_PETUNJUK TUGAS_:
Teruskan tulisan tentang wangśakarta di Kerajaan Kutai di bawah ini, dimulai setelah kalimat terakhir yang ditampilkan.

Senin, 01 April 2013

WANGŚAKARTA DI KERAJAAN KUTAI
(WAHYU DWI HERLAMBANG N.H/120731435958/38/05/SIK-B)

Kerajaan Kutai merupakan kerajaan tertua di Indonesia yang bercorak hindu. Kerajaan Kutai terletak di Kalimantan Timur, tepatnya di hulu Sungai Mahakam. Nama Kutai diambil dari nama tempat dimana ditemukannya prasasti yang menggambarkan situasi dan kondisi kerajaan tersebut. Prasasti yang ditemukan di Kalimantan Timur pada mulanya hanya empat buah yūpaˡ, tetapi kemudian ditemukan tiga buah lagi.² Tujuh buah prasasti yūpa yang ditemukan membantu para sejarawan untuk meneliti dan menginterpretasi kerajaan Kutai ini. Dalam prasasti yūpa huruf yang dipahatkan adalah huruf Pallawa dan bahasa yang digunakan adalah bahasa Sanskerta. Dalam prasasti-prasasti itu dapat diketahui bahwa raja pertama kerajaan Kutai adalah Kundungga (orang asli Indonesia), raja kedua adalah Aśwawarman (pendiri keluarga kerajaan/wangśakarta) dan raja yang paling terkemuka adalah Mūlawarman.

_DATA TERSIMPAN_:

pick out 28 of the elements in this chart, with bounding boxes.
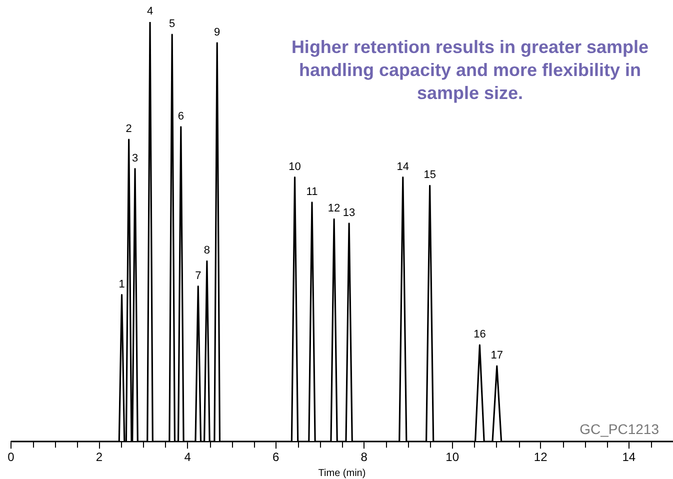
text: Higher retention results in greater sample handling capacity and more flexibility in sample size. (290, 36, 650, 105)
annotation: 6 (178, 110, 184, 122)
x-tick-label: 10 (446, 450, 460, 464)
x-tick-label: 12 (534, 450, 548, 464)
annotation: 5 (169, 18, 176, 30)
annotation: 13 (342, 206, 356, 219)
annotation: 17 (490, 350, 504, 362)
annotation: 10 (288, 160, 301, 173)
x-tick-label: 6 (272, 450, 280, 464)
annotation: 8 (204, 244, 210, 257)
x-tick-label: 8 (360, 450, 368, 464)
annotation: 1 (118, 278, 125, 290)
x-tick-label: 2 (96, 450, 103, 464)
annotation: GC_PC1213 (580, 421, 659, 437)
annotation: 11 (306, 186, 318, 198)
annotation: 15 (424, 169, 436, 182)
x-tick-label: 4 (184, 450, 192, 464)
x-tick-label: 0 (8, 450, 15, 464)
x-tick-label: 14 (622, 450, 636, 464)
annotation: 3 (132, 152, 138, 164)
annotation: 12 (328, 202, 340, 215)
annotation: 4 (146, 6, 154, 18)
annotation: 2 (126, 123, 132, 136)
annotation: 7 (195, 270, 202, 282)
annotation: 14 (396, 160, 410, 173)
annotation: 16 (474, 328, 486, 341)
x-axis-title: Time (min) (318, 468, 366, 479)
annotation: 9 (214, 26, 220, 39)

...

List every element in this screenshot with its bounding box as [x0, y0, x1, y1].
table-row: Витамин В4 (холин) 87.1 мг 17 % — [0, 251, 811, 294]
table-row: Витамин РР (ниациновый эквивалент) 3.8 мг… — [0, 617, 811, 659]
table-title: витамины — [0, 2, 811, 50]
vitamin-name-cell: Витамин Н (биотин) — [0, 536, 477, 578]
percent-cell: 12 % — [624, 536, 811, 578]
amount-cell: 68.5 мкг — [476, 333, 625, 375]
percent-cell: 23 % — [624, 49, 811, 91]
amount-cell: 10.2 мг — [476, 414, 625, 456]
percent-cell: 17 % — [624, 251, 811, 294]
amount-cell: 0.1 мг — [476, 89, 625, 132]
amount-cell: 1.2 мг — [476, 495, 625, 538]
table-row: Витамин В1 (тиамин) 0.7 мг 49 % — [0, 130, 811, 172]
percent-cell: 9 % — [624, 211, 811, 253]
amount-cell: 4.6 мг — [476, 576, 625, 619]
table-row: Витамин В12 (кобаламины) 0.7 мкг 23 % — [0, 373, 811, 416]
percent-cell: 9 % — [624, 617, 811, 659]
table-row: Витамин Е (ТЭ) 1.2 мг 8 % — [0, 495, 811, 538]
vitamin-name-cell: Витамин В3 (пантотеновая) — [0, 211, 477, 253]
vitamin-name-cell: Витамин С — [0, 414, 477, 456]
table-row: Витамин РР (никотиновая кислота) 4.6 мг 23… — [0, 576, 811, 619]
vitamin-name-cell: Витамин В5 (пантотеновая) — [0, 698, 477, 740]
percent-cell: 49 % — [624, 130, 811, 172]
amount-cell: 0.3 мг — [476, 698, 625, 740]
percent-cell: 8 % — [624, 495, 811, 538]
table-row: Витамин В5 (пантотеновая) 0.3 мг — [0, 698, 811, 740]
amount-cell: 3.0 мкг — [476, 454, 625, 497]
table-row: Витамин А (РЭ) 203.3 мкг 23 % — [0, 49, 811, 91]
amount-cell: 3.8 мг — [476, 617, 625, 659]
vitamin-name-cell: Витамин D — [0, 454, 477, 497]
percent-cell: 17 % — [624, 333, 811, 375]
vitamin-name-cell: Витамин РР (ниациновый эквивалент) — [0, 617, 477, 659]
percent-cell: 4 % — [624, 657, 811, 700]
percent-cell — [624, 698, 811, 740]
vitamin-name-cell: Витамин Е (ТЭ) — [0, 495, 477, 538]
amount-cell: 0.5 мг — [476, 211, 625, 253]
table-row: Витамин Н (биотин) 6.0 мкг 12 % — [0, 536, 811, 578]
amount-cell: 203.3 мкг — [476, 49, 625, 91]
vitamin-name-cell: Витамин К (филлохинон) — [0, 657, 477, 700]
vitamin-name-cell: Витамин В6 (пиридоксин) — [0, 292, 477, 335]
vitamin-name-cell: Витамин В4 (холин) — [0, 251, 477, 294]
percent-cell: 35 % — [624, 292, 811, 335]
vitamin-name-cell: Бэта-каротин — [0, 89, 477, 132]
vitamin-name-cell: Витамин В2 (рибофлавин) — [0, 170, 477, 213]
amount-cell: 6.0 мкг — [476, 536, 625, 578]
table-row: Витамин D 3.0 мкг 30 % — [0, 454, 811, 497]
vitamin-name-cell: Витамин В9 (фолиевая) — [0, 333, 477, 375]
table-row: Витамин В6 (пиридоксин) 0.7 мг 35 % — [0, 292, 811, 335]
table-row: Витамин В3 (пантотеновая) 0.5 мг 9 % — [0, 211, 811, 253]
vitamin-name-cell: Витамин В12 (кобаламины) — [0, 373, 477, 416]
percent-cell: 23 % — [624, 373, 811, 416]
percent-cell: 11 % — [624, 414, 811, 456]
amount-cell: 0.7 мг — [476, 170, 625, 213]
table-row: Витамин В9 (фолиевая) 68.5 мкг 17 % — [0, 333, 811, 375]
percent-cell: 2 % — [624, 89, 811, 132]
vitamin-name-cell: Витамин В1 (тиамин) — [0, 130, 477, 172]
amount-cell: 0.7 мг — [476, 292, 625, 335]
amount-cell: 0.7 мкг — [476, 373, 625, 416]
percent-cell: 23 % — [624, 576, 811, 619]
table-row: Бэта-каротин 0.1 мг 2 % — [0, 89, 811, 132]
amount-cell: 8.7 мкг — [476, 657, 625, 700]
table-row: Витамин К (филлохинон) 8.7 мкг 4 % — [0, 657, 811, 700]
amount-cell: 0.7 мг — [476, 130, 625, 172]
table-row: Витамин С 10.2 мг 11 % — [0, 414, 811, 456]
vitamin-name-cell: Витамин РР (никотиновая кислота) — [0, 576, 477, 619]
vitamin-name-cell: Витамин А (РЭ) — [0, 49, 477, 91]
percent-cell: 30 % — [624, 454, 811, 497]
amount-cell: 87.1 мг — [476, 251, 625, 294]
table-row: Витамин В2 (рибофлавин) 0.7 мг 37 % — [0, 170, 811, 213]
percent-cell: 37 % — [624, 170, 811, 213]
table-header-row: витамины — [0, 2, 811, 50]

_HASIL TUGAS_:
Di bawah ini merupakan isi dari salah prasasti yang menyebutkan silsilah raja Mūlawarman, isinya adalah sebagai berikut :
Ҫrỉmatah ҫrỉ-narendrasya,
Kuṇḍuṅgasya mahãtmanaḥ,
Putro ҫvavarmmo vikhyãtah,
Vaṅҫakarttã yathãṅҫumãn,


ˡ B.Ch. Chabbra, “Expansion of Indo-Aryan Culture, JASB, 33, 1935, hlm. 45; N.J. Krom,   Zaman Hindu, 1954, hlm. 16
² B.Ch. Chabbra, “Three more yupa inscriptions of King Mūlawarmman from Kutai (East Borneo)”, TBG, LXXXIII, 1949, hlm. 370-374

Tasya putrã mahãtmãnaḥ,
Trayas traya ivãgnayaḥ,
Tesãn trayãṅãm pravaraḥ,
Tapo-bala-damãnvitaḥ,
Ҫrỉ mūlavarmmã rãjendro,
Yaṣṭvã bahusuvarṇnakam,
Tasya yajnňasya yūpo ‘yam,
Dvijendrais samprakalpitaḥ.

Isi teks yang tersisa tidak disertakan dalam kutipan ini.